-------- ENTRIES PROVIDED --------

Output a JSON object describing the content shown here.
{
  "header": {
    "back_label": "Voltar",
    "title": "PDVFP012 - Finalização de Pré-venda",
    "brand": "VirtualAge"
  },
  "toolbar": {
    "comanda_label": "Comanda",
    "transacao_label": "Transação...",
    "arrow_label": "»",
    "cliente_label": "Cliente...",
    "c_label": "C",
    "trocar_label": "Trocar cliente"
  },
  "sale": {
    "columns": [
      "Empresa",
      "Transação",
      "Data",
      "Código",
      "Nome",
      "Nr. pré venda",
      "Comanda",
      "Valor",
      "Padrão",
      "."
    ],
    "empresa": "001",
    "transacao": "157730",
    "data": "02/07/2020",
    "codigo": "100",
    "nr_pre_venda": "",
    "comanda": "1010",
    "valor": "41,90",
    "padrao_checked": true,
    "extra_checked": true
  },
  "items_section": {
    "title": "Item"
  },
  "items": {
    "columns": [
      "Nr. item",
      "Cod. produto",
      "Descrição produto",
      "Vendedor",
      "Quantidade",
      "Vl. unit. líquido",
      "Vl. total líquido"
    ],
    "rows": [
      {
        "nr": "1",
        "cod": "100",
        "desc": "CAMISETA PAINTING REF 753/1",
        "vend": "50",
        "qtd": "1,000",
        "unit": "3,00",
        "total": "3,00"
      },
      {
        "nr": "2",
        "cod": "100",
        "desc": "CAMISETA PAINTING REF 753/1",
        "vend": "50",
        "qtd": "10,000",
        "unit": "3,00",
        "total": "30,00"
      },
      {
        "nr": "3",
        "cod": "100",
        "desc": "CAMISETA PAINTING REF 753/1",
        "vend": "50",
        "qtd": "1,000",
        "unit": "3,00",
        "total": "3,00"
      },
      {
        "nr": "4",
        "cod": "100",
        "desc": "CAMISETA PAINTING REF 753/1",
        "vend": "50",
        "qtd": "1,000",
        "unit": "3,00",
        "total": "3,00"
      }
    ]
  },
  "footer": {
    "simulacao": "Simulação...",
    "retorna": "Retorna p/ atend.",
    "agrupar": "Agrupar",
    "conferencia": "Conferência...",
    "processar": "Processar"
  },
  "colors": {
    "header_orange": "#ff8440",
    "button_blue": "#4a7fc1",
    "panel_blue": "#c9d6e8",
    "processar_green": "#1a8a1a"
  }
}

--------

Set down all of the data above, word for word.

Output a JSON object describing the content shown here.
{
  "header": {
    "back_label": "Voltar",
    "title": "PDVFP012 - Finalização de Pré-venda",
    "brand": "VirtualAge"
  },
  "toolbar": {
    "comanda_label": "Comanda",
    "transacao_label": "Transação...",
    "arrow_label": "»",
    "cliente_label": "Cliente...",
    "c_label": "C",
    "trocar_label": "Trocar cliente"
  },
  "sale": {
    "columns": [
      "Empresa",
      "Transação",
      "Data",
      "Código",
      "Nome",
      "Nr. pré venda",
      "Comanda",
      "Valor",
      "Padrão",
      "."
    ],
    "empresa": "001",
    "transacao": "157730",
    "data": "02/07/2020",
    "codigo": "100",
    "nr_pre_venda": "",
    "comanda": "1010",
    "valor": "41,90",
    "padrao_checked": true,
    "extra_checked": true
  },
  "items_section": {
    "title": "Item"
  },
  "items": {
    "columns": [
      "Nr. item",
      "Cod. produto",
      "Descrição produto",
      "Vendedor",
      "Quantidade",
      "Vl. unit. líquido",
      "Vl. total líquido"
    ],
    "rows": [
      {
        "nr": "1",
        "cod": "100",
        "desc": "CAMISETA PAINTING REF 753/1",
        "vend": "50",
        "qtd": "1,000",
        "unit": "3,00",
        "total": "3,00"
      },
      {
        "nr": "2",
        "cod": "100",
        "desc": "CAMISETA PAINTING REF 753/1",
        "vend": "50",
        "qtd": "10,000",
        "unit": "3,00",
        "total": "30,00"
      },
      {
        "nr": "3",
        "cod": "100",
        "desc": "CAMISETA PAINTING REF 753/1",
        "vend": "50",
        "qtd": "1,000",
        "unit": "3,00",
        "total": "3,00"
      },
      {
        "nr": "4",
        "cod": "100",
        "desc": "CAMISETA PAINTING REF 753/1",
        "vend": "50",
        "qtd": "1,000",
        "unit": "3,00",
        "total": "3,00"
      }
    ]
  },
  "footer": {
    "simulacao": "Simulação...",
    "retorna": "Retorna p/ atend.",
    "agrupar": "Agrupar",
    "conferencia": "Conferência...",
    "processar": "Processar"
  },
  "colors": {
    "header_orange": "#ff8440",
    "button_blue": "#4a7fc1",
    "panel_blue": "#c9d6e8",
    "processar_green": "#1a8a1a"
  }
}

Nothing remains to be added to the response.